▸ Requirements
Return the listing below exactly, with the pictures dropped.

Records from a dataset
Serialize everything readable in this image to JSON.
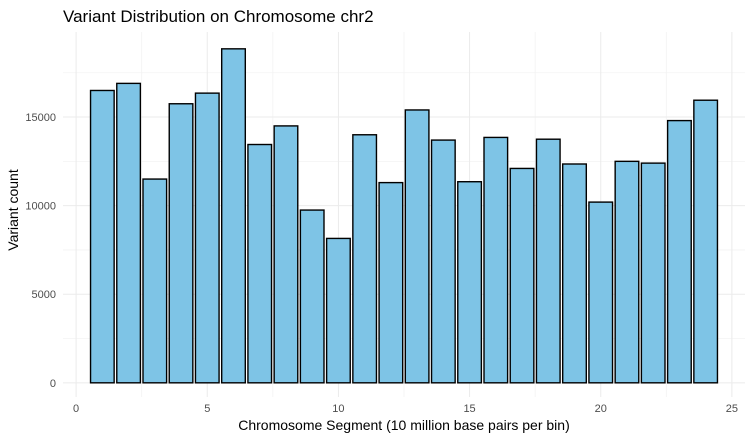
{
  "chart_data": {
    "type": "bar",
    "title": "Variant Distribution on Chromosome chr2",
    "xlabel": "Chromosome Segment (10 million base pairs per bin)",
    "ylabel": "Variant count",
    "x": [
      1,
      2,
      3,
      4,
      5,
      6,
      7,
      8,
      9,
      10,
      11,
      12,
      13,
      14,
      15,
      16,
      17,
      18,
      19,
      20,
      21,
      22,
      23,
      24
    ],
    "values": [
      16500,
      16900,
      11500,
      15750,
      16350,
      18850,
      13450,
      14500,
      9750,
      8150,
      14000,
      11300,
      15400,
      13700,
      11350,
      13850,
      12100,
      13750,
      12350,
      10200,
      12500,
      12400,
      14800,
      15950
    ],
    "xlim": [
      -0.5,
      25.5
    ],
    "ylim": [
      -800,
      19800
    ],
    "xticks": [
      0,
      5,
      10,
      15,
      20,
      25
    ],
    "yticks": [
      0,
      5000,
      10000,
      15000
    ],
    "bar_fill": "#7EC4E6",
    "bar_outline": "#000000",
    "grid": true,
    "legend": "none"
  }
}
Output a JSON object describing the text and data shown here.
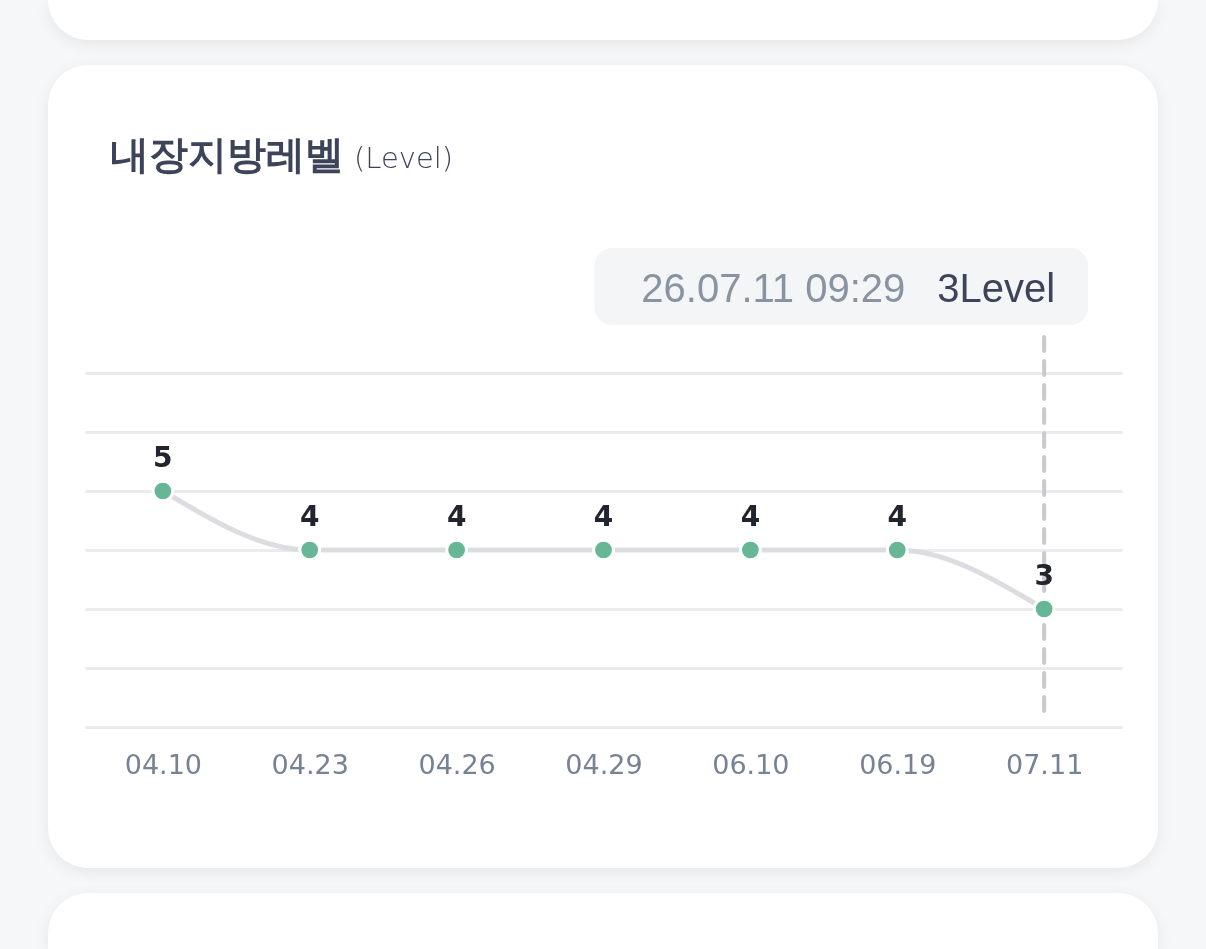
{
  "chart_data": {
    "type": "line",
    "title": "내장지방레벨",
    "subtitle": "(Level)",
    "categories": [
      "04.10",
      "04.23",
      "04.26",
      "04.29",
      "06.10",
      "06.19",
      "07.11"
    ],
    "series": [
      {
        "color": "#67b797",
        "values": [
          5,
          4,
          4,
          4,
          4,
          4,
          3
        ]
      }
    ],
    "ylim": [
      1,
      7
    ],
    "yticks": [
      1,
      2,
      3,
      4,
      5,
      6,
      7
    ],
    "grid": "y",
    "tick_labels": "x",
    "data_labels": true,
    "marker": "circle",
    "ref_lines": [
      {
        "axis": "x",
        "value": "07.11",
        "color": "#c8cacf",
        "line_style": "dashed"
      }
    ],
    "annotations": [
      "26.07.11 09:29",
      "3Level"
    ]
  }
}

▸ Result
Serialize everything readable in this image to JSON.
{
  "chart_data": {
    "type": "bar",
    "title": "Variant Distribution on Chromosome chr2",
    "xlabel": "Chromosome Segment (10 million base pairs per bin)",
    "ylabel": "Variant count",
    "x": [
      1,
      2,
      3,
      4,
      5,
      6,
      7,
      8,
      9,
      10,
      11,
      12,
      13,
      14,
      15,
      16,
      17,
      18,
      19,
      20,
      21,
      22,
      23,
      24
    ],
    "values": [
      16500,
      16900,
      11500,
      15750,
      16350,
      18850,
      13450,
      14500,
      9750,
      8150,
      14000,
      11300,
      15400,
      13700,
      11350,
      13850,
      12100,
      13750,
      12350,
      10200,
      12500,
      12400,
      14800,
      15950
    ],
    "xlim": [
      -0.5,
      25.5
    ],
    "ylim": [
      -800,
      19800
    ],
    "xticks": [
      0,
      5,
      10,
      15,
      20,
      25
    ],
    "yticks": [
      0,
      5000,
      10000,
      15000
    ],
    "bar_fill": "#7EC4E6",
    "bar_outline": "#000000",
    "grid": true,
    "legend": "none"
  }
}
Output a JSON object describing the text and data shown here.
{
  "chart_data": {
    "type": "line",
    "title": "내장지방레벨",
    "subtitle": "(Level)",
    "categories": [
      "04.10",
      "04.23",
      "04.26",
      "04.29",
      "06.10",
      "06.19",
      "07.11"
    ],
    "series": [
      {
        "color": "#67b797",
        "values": [
          5,
          4,
          4,
          4,
          4,
          4,
          3
        ]
      }
    ],
    "ylim": [
      1,
      7
    ],
    "yticks": [
      1,
      2,
      3,
      4,
      5,
      6,
      7
    ],
    "grid": "y",
    "tick_labels": "x",
    "data_labels": true,
    "marker": "circle",
    "ref_lines": [
      {
        "axis": "x",
        "value": "07.11",
        "color": "#c8cacf",
        "line_style": "dashed"
      }
    ],
    "annotations": [
      "26.07.11 09:29",
      "3Level"
    ]
  }
}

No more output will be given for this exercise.